▶ **Task instructions**: From the listing below, copy every line with the word "pagar".
--- Begin Dataset excerpts ---
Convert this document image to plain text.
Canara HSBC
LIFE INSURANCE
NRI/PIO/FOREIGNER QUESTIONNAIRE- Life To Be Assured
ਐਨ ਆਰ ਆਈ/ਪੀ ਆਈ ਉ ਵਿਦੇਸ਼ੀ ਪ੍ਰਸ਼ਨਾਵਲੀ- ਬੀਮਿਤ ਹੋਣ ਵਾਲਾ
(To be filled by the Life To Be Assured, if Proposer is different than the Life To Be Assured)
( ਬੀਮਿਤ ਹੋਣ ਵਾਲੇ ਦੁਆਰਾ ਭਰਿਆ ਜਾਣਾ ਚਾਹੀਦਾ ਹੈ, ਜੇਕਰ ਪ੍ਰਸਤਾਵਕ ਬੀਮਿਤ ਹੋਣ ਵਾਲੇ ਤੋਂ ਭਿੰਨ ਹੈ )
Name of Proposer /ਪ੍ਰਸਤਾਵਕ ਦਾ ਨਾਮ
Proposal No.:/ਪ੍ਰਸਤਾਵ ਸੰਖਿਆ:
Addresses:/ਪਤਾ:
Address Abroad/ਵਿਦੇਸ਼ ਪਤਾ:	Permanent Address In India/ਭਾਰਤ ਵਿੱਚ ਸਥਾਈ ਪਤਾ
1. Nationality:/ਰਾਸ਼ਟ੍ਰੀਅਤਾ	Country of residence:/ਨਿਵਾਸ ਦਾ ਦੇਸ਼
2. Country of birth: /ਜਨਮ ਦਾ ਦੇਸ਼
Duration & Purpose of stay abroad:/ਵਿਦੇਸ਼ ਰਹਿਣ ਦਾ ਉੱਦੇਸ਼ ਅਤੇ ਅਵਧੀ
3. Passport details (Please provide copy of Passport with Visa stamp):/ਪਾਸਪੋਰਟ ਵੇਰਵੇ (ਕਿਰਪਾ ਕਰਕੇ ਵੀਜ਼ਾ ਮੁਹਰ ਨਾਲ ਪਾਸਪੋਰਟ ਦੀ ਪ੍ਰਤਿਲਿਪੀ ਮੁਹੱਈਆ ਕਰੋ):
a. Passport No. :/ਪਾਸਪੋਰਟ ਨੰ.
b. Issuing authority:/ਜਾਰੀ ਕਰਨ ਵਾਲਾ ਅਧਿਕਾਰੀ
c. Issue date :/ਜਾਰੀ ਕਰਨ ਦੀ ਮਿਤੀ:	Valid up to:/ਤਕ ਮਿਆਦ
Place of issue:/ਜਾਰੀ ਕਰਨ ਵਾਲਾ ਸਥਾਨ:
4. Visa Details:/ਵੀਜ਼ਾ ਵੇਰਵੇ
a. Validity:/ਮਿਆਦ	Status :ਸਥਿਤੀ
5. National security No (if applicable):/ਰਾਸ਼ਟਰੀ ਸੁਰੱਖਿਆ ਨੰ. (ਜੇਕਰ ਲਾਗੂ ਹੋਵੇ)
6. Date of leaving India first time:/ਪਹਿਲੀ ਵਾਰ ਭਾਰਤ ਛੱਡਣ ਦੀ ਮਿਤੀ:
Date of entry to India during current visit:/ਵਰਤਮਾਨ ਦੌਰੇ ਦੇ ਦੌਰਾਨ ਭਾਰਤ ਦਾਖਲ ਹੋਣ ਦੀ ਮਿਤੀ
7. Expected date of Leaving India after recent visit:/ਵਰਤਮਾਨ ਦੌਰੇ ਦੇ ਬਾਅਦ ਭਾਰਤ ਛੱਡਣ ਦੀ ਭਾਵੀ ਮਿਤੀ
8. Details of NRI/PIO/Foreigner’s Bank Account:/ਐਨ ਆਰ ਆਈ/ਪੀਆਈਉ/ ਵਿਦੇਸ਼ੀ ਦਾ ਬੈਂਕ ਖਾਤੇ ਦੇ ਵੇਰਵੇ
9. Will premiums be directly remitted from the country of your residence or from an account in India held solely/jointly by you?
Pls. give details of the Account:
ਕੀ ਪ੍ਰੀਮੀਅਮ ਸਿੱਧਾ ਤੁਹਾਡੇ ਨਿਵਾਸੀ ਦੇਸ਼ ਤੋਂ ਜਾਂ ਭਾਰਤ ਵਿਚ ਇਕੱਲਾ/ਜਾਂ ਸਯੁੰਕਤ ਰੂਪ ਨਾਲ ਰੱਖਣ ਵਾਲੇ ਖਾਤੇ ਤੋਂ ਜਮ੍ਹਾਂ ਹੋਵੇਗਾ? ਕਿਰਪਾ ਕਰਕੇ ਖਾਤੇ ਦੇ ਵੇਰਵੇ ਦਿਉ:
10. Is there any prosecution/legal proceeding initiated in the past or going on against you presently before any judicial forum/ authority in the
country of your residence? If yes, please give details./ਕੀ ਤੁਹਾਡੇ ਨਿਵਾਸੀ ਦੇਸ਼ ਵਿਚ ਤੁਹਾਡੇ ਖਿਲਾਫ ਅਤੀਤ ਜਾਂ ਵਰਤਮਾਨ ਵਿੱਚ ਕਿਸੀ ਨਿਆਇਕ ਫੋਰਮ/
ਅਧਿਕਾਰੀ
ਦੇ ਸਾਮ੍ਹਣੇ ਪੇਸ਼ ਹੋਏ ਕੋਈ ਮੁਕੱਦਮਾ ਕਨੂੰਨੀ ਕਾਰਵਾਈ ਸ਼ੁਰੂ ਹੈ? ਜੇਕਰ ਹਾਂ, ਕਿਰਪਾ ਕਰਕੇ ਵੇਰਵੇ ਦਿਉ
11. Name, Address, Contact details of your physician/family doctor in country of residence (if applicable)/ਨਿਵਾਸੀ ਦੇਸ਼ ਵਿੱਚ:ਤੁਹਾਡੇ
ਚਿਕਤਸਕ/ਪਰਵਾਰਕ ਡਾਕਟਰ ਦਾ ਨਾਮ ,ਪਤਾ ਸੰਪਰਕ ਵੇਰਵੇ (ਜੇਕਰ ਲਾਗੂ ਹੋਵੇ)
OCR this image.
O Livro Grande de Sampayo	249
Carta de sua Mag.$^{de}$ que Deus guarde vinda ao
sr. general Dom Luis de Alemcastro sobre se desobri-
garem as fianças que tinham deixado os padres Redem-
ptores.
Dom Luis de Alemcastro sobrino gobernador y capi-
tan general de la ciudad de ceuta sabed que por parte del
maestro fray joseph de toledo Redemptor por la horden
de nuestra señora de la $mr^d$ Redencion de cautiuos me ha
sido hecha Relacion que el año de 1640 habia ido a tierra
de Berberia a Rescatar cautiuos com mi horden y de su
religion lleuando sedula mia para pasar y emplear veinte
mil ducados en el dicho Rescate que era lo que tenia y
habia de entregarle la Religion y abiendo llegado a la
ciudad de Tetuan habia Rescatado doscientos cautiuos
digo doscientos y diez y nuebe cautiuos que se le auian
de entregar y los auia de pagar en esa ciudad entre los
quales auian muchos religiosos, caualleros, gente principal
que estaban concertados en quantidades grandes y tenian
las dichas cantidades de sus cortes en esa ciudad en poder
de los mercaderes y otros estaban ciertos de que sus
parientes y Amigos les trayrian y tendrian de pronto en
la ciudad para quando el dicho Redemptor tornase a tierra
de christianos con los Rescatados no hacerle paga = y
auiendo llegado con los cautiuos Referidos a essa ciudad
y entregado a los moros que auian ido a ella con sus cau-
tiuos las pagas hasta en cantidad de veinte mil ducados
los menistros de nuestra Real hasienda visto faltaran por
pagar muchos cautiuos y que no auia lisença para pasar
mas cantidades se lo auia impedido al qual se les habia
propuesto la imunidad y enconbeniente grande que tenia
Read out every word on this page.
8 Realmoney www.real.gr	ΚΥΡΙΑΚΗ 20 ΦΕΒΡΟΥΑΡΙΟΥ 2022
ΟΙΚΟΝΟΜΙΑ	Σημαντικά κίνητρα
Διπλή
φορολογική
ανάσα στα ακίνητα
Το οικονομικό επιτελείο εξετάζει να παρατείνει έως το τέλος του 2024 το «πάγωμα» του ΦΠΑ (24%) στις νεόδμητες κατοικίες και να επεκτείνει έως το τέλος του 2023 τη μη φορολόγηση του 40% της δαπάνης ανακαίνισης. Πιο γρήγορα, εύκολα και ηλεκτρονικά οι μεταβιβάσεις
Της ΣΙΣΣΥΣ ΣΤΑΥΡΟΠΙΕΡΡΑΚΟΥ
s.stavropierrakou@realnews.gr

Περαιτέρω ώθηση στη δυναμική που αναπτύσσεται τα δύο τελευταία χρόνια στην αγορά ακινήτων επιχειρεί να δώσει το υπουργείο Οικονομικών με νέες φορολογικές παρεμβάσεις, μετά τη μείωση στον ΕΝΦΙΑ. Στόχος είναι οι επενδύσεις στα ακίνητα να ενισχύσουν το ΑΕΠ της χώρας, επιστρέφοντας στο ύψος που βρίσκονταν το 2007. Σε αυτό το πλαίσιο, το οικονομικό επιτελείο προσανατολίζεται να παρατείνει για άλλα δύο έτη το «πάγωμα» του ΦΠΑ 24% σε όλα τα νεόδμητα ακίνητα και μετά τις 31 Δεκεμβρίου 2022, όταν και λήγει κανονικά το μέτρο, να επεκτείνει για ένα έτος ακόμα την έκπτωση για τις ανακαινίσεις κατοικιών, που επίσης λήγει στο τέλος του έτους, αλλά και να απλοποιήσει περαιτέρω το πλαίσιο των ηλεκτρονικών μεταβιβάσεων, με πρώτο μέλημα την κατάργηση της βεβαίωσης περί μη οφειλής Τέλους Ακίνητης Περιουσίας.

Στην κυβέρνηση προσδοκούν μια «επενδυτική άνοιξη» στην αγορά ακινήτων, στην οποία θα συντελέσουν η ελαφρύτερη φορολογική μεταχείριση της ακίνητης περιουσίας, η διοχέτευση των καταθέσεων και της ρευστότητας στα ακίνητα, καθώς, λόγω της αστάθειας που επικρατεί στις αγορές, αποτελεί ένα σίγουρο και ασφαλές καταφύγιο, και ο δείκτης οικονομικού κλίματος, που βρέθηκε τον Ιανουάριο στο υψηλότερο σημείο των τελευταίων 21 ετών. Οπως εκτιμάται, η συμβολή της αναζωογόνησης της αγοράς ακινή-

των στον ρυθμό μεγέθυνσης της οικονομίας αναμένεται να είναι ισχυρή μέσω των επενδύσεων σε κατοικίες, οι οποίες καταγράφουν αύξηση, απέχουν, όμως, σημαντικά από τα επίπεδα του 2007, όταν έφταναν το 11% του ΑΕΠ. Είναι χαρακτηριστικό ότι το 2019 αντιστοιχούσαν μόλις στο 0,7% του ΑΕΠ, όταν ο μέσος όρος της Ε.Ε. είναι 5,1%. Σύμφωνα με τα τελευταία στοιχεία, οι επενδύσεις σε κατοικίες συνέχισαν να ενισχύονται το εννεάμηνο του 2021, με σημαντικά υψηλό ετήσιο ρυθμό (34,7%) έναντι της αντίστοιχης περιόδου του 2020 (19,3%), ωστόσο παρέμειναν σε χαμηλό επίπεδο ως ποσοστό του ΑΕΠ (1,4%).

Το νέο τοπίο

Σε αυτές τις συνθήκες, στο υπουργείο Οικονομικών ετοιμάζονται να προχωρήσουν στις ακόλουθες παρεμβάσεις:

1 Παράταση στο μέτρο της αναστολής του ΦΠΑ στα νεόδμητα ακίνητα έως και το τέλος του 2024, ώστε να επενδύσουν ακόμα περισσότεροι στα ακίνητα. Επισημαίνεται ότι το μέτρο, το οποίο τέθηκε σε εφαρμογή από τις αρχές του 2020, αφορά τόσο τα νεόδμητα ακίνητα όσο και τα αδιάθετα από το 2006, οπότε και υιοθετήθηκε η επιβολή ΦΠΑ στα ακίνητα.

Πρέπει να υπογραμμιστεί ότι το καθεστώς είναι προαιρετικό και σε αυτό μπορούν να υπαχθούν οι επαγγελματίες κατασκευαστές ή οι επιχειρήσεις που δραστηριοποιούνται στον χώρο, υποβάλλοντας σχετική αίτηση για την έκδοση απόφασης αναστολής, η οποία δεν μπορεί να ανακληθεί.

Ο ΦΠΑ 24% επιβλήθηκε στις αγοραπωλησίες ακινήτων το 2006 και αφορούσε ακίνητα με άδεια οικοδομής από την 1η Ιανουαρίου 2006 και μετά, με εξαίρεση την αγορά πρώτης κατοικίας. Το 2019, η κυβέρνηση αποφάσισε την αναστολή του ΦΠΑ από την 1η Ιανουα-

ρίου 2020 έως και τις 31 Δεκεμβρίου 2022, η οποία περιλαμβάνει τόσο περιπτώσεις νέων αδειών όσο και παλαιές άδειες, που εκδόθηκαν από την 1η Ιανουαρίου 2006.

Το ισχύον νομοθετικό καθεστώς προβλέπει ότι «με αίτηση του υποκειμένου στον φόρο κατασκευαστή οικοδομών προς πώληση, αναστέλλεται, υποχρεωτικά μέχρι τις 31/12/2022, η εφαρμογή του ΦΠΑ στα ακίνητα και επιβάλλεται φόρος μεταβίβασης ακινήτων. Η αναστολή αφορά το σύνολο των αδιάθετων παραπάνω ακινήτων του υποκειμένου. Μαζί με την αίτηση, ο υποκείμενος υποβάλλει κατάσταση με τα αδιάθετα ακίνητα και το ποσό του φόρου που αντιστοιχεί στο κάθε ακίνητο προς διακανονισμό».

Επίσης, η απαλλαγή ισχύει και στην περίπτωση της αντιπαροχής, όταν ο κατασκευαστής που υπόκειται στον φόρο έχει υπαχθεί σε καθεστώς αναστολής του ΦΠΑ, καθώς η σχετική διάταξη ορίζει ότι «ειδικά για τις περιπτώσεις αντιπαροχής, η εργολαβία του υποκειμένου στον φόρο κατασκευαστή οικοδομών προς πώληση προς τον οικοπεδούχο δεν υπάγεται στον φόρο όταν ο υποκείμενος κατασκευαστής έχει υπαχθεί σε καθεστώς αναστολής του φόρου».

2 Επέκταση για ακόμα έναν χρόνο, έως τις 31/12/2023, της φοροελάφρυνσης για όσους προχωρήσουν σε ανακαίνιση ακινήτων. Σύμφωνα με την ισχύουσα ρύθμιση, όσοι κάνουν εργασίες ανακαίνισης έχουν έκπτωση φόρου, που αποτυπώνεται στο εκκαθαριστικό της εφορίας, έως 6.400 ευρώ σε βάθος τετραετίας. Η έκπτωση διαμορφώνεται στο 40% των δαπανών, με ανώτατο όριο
--- End Dataset excerpts ---
▶ **Result**:
de entregar y los auia de pagar en esa ciudad entre los
pagar muchos cautiuos y que no auia lisença para pasar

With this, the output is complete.